What is being asked
Restate all the material verbatim, except for the pictures.

Information supplied
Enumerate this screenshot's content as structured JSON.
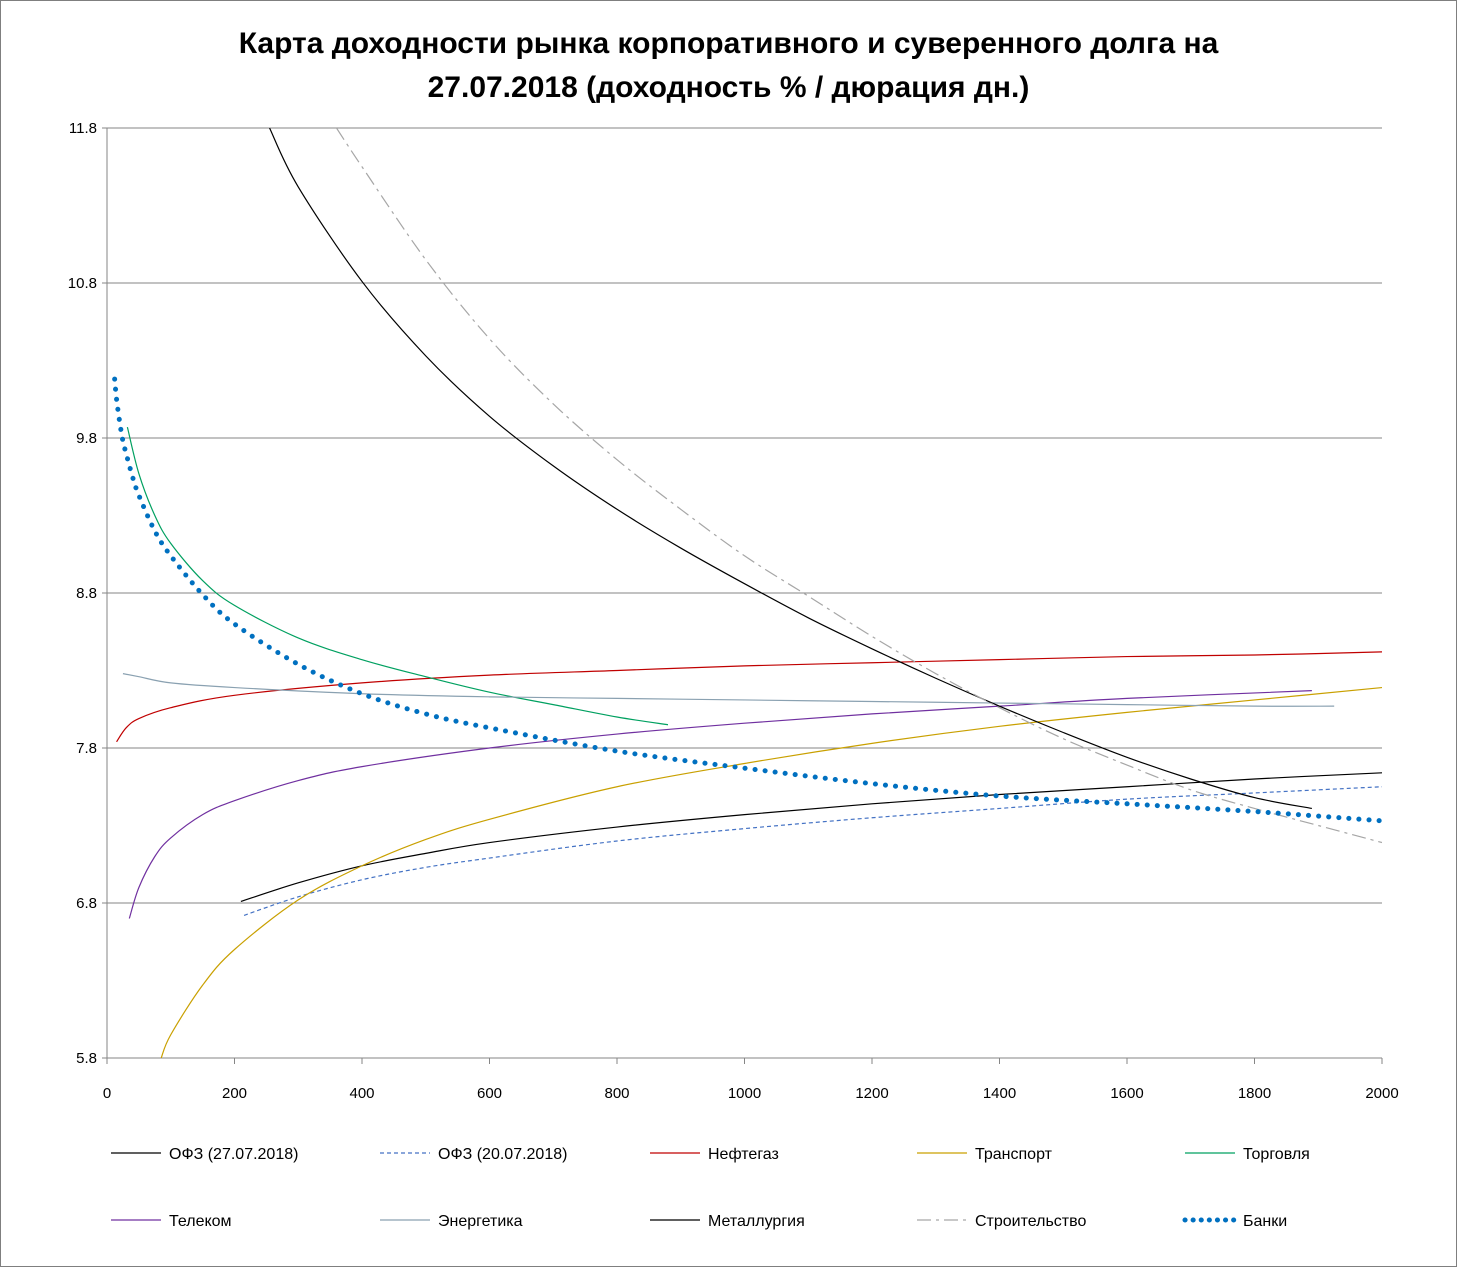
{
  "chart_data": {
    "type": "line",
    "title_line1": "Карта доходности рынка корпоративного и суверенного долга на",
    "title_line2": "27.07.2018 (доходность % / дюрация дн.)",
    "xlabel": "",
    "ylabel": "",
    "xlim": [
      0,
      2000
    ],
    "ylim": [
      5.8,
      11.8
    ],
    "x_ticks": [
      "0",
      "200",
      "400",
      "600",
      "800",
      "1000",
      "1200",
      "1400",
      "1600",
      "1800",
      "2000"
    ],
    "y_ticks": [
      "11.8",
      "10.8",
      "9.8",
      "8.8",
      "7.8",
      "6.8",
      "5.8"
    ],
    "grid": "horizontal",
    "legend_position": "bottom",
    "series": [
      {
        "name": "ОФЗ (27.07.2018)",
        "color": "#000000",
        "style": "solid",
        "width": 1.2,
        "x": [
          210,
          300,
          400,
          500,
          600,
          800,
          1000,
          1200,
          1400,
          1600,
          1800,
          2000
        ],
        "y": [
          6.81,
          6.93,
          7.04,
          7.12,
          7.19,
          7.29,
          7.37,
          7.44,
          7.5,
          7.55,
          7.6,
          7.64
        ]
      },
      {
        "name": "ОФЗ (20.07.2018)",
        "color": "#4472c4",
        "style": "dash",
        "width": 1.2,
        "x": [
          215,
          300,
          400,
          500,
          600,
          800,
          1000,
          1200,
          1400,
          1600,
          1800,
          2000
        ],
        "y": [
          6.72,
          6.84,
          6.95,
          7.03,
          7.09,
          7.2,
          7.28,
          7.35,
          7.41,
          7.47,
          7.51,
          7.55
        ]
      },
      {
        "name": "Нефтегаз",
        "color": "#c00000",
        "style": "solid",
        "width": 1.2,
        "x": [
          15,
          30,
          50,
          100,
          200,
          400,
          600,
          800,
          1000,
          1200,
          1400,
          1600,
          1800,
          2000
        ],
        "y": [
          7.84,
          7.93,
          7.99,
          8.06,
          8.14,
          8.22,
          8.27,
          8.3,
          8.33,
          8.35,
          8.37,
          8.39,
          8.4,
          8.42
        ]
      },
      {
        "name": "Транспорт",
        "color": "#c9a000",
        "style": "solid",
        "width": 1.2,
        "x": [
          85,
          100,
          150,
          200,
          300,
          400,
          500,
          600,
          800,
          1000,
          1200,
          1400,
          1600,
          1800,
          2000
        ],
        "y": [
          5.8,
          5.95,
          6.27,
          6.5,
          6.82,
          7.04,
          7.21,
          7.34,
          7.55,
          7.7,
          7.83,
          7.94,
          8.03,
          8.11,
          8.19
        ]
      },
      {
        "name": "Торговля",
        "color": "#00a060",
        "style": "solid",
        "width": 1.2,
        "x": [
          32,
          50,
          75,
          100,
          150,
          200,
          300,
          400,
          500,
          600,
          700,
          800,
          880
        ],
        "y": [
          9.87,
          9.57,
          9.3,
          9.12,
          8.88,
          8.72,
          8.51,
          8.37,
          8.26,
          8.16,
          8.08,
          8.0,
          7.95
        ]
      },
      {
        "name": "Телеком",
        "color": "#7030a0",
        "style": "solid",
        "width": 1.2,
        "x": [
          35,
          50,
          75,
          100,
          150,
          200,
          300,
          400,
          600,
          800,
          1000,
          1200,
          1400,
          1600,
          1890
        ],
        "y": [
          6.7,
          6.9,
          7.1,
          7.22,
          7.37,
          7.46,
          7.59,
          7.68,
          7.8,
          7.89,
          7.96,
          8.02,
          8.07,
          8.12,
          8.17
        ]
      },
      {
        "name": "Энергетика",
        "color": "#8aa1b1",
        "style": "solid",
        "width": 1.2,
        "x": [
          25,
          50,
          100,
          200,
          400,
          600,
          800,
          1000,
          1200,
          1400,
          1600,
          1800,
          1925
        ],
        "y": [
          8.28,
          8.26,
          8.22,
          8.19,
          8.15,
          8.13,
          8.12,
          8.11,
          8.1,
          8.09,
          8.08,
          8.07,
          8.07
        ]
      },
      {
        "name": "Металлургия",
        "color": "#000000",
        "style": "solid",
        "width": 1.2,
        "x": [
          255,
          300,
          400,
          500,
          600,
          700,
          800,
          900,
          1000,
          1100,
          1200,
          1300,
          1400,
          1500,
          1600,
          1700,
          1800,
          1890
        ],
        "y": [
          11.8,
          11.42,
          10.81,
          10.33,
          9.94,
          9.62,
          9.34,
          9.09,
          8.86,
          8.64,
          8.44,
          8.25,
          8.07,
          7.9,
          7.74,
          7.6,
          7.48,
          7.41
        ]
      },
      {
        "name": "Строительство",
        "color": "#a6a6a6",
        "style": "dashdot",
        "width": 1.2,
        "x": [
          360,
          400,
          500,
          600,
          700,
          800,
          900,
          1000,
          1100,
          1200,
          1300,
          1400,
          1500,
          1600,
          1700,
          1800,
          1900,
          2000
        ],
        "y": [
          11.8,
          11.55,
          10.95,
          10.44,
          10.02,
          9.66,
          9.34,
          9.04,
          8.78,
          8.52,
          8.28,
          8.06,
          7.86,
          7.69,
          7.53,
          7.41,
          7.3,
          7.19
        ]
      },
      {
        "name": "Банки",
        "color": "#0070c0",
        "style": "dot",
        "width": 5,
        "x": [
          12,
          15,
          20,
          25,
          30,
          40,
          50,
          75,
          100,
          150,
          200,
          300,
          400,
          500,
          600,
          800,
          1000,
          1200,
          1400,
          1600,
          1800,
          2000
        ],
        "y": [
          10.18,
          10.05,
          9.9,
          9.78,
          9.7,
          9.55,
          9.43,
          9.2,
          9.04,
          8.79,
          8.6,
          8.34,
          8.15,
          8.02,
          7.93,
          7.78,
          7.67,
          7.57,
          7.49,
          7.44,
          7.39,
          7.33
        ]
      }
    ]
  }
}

Solution to this task
Enumerate this screenshot's content as structured JSON.
{
  "chart_data": {
    "type": "line",
    "title_line1": "Карта доходности рынка корпоративного и суверенного долга на",
    "title_line2": "27.07.2018 (доходность % / дюрация дн.)",
    "xlabel": "",
    "ylabel": "",
    "xlim": [
      0,
      2000
    ],
    "ylim": [
      5.8,
      11.8
    ],
    "x_ticks": [
      "0",
      "200",
      "400",
      "600",
      "800",
      "1000",
      "1200",
      "1400",
      "1600",
      "1800",
      "2000"
    ],
    "y_ticks": [
      "11.8",
      "10.8",
      "9.8",
      "8.8",
      "7.8",
      "6.8",
      "5.8"
    ],
    "grid": "horizontal",
    "legend_position": "bottom",
    "series": [
      {
        "name": "ОФЗ (27.07.2018)",
        "color": "#000000",
        "style": "solid",
        "width": 1.2,
        "x": [
          210,
          300,
          400,
          500,
          600,
          800,
          1000,
          1200,
          1400,
          1600,
          1800,
          2000
        ],
        "y": [
          6.81,
          6.93,
          7.04,
          7.12,
          7.19,
          7.29,
          7.37,
          7.44,
          7.5,
          7.55,
          7.6,
          7.64
        ]
      },
      {
        "name": "ОФЗ (20.07.2018)",
        "color": "#4472c4",
        "style": "dash",
        "width": 1.2,
        "x": [
          215,
          300,
          400,
          500,
          600,
          800,
          1000,
          1200,
          1400,
          1600,
          1800,
          2000
        ],
        "y": [
          6.72,
          6.84,
          6.95,
          7.03,
          7.09,
          7.2,
          7.28,
          7.35,
          7.41,
          7.47,
          7.51,
          7.55
        ]
      },
      {
        "name": "Нефтегаз",
        "color": "#c00000",
        "style": "solid",
        "width": 1.2,
        "x": [
          15,
          30,
          50,
          100,
          200,
          400,
          600,
          800,
          1000,
          1200,
          1400,
          1600,
          1800,
          2000
        ],
        "y": [
          7.84,
          7.93,
          7.99,
          8.06,
          8.14,
          8.22,
          8.27,
          8.3,
          8.33,
          8.35,
          8.37,
          8.39,
          8.4,
          8.42
        ]
      },
      {
        "name": "Транспорт",
        "color": "#c9a000",
        "style": "solid",
        "width": 1.2,
        "x": [
          85,
          100,
          150,
          200,
          300,
          400,
          500,
          600,
          800,
          1000,
          1200,
          1400,
          1600,
          1800,
          2000
        ],
        "y": [
          5.8,
          5.95,
          6.27,
          6.5,
          6.82,
          7.04,
          7.21,
          7.34,
          7.55,
          7.7,
          7.83,
          7.94,
          8.03,
          8.11,
          8.19
        ]
      },
      {
        "name": "Торговля",
        "color": "#00a060",
        "style": "solid",
        "width": 1.2,
        "x": [
          32,
          50,
          75,
          100,
          150,
          200,
          300,
          400,
          500,
          600,
          700,
          800,
          880
        ],
        "y": [
          9.87,
          9.57,
          9.3,
          9.12,
          8.88,
          8.72,
          8.51,
          8.37,
          8.26,
          8.16,
          8.08,
          8.0,
          7.95
        ]
      },
      {
        "name": "Телеком",
        "color": "#7030a0",
        "style": "solid",
        "width": 1.2,
        "x": [
          35,
          50,
          75,
          100,
          150,
          200,
          300,
          400,
          600,
          800,
          1000,
          1200,
          1400,
          1600,
          1890
        ],
        "y": [
          6.7,
          6.9,
          7.1,
          7.22,
          7.37,
          7.46,
          7.59,
          7.68,
          7.8,
          7.89,
          7.96,
          8.02,
          8.07,
          8.12,
          8.17
        ]
      },
      {
        "name": "Энергетика",
        "color": "#8aa1b1",
        "style": "solid",
        "width": 1.2,
        "x": [
          25,
          50,
          100,
          200,
          400,
          600,
          800,
          1000,
          1200,
          1400,
          1600,
          1800,
          1925
        ],
        "y": [
          8.28,
          8.26,
          8.22,
          8.19,
          8.15,
          8.13,
          8.12,
          8.11,
          8.1,
          8.09,
          8.08,
          8.07,
          8.07
        ]
      },
      {
        "name": "Металлургия",
        "color": "#000000",
        "style": "solid",
        "width": 1.2,
        "x": [
          255,
          300,
          400,
          500,
          600,
          700,
          800,
          900,
          1000,
          1100,
          1200,
          1300,
          1400,
          1500,
          1600,
          1700,
          1800,
          1890
        ],
        "y": [
          11.8,
          11.42,
          10.81,
          10.33,
          9.94,
          9.62,
          9.34,
          9.09,
          8.86,
          8.64,
          8.44,
          8.25,
          8.07,
          7.9,
          7.74,
          7.6,
          7.48,
          7.41
        ]
      },
      {
        "name": "Строительство",
        "color": "#a6a6a6",
        "style": "dashdot",
        "width": 1.2,
        "x": [
          360,
          400,
          500,
          600,
          700,
          800,
          900,
          1000,
          1100,
          1200,
          1300,
          1400,
          1500,
          1600,
          1700,
          1800,
          1900,
          2000
        ],
        "y": [
          11.8,
          11.55,
          10.95,
          10.44,
          10.02,
          9.66,
          9.34,
          9.04,
          8.78,
          8.52,
          8.28,
          8.06,
          7.86,
          7.69,
          7.53,
          7.41,
          7.3,
          7.19
        ]
      },
      {
        "name": "Банки",
        "color": "#0070c0",
        "style": "dot",
        "width": 5,
        "x": [
          12,
          15,
          20,
          25,
          30,
          40,
          50,
          75,
          100,
          150,
          200,
          300,
          400,
          500,
          600,
          800,
          1000,
          1200,
          1400,
          1600,
          1800,
          2000
        ],
        "y": [
          10.18,
          10.05,
          9.9,
          9.78,
          9.7,
          9.55,
          9.43,
          9.2,
          9.04,
          8.79,
          8.6,
          8.34,
          8.15,
          8.02,
          7.93,
          7.78,
          7.67,
          7.57,
          7.49,
          7.44,
          7.39,
          7.33
        ]
      }
    ]
  }
}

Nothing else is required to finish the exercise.